● **Task prompt**
Return each of the records below line for line, unchanged, but leave out the pictures.

-- Listing start --

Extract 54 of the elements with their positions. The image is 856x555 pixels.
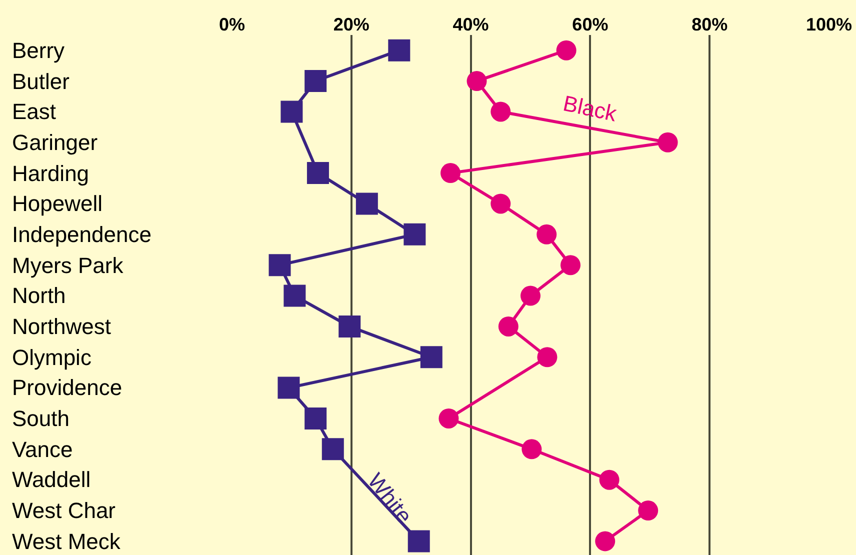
point: [536, 224, 557, 244]
point: [498, 316, 518, 336]
y-tick-label: West Meck: [12, 529, 122, 554]
point: [304, 407, 327, 430]
point: [420, 346, 442, 368]
point: [490, 102, 511, 122]
point: [278, 376, 300, 399]
y-tick-label: North: [12, 283, 66, 308]
y-tick-label: Independence: [12, 222, 152, 247]
y-tick-label: Berry: [12, 38, 65, 63]
point: [522, 439, 542, 460]
point: [356, 192, 378, 215]
x-tick-label: 20%: [333, 14, 370, 34]
point: [658, 132, 678, 152]
point: [304, 70, 327, 92]
y-tick-label: Northwest: [12, 314, 112, 339]
point: [268, 254, 291, 276]
point: [438, 408, 459, 428]
y-tick-label: East: [12, 99, 56, 124]
point: [408, 530, 430, 552]
point: [322, 438, 344, 460]
y-tick-label: Vance: [12, 437, 73, 462]
y-tick-label: Waddell: [12, 467, 91, 492]
y-tick-label: Hopewell: [12, 191, 102, 216]
x-tick-label: 100%: [806, 14, 852, 34]
y-tick-label: Garinger: [12, 130, 98, 155]
point: [599, 470, 620, 490]
point: [284, 284, 306, 307]
y-tick-label: West Char: [12, 498, 116, 523]
point: [490, 194, 511, 214]
point: [306, 162, 329, 184]
point: [556, 40, 576, 60]
y-tick-label: Butler: [12, 69, 70, 94]
point: [638, 500, 658, 521]
point: [537, 347, 558, 368]
point: [560, 255, 580, 276]
point: [404, 223, 426, 246]
point: [440, 163, 460, 184]
x-tick-label: 0%: [218, 14, 246, 34]
x-tick-label: 80%: [692, 14, 728, 34]
y-tick-label: Providence: [12, 375, 122, 400]
point: [466, 71, 487, 92]
y-tick-label: Olympic: [12, 345, 92, 370]
point: [338, 315, 361, 338]
y-tick-label: Harding: [12, 161, 90, 186]
text: Black: [561, 90, 620, 126]
y-tick-label: Myers Park: [12, 253, 124, 278]
point: [388, 39, 410, 62]
x-tick-label: 60%: [572, 14, 608, 34]
x-tick-label: 40%: [452, 14, 489, 34]
point: [280, 100, 303, 123]
point: [520, 286, 540, 306]
y-tick-label: South: [12, 406, 70, 431]
point: [595, 531, 616, 552]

-- Listing end --

● **Output of the task**
Extract 54 of the elements with their positions. The image is 856x555 pixels.
point: [536, 224, 557, 244]
point: [498, 316, 518, 336]
y-tick-label: West Meck: [12, 529, 122, 554]
point: [304, 407, 327, 430]
point: [420, 346, 442, 368]
point: [490, 102, 511, 122]
point: [278, 376, 300, 399]
y-tick-label: North: [12, 283, 66, 308]
y-tick-label: Independence: [12, 222, 152, 247]
y-tick-label: Berry: [12, 38, 65, 63]
point: [522, 439, 542, 460]
point: [356, 192, 378, 215]
x-tick-label: 20%: [333, 14, 370, 34]
point: [658, 132, 678, 152]
point: [304, 70, 327, 92]
y-tick-label: Northwest: [12, 314, 112, 339]
point: [268, 254, 291, 276]
point: [438, 408, 459, 428]
y-tick-label: East: [12, 99, 56, 124]
point: [408, 530, 430, 552]
point: [322, 438, 344, 460]
y-tick-label: Vance: [12, 437, 73, 462]
y-tick-label: Waddell: [12, 467, 91, 492]
y-tick-label: Hopewell: [12, 191, 102, 216]
x-tick-label: 100%: [806, 14, 852, 34]
y-tick-label: Garinger: [12, 130, 98, 155]
point: [599, 470, 620, 490]
point: [284, 284, 306, 307]
y-tick-label: West Char: [12, 498, 116, 523]
point: [490, 194, 511, 214]
point: [306, 162, 329, 184]
point: [556, 40, 576, 60]
y-tick-label: Butler: [12, 69, 70, 94]
point: [638, 500, 658, 521]
point: [537, 347, 558, 368]
point: [560, 255, 580, 276]
point: [404, 223, 426, 246]
point: [440, 163, 460, 184]
x-tick-label: 0%: [218, 14, 246, 34]
x-tick-label: 80%: [692, 14, 728, 34]
y-tick-label: Providence: [12, 375, 122, 400]
point: [466, 71, 487, 92]
y-tick-label: Olympic: [12, 345, 92, 370]
point: [338, 315, 361, 338]
y-tick-label: Harding: [12, 161, 90, 186]
text: Black: [561, 90, 620, 126]
y-tick-label: Myers Park: [12, 253, 124, 278]
point: [388, 39, 410, 62]
x-tick-label: 60%: [572, 14, 608, 34]
x-tick-label: 40%: [452, 14, 489, 34]
point: [280, 100, 303, 123]
point: [520, 286, 540, 306]
y-tick-label: South: [12, 406, 70, 431]
point: [595, 531, 616, 552]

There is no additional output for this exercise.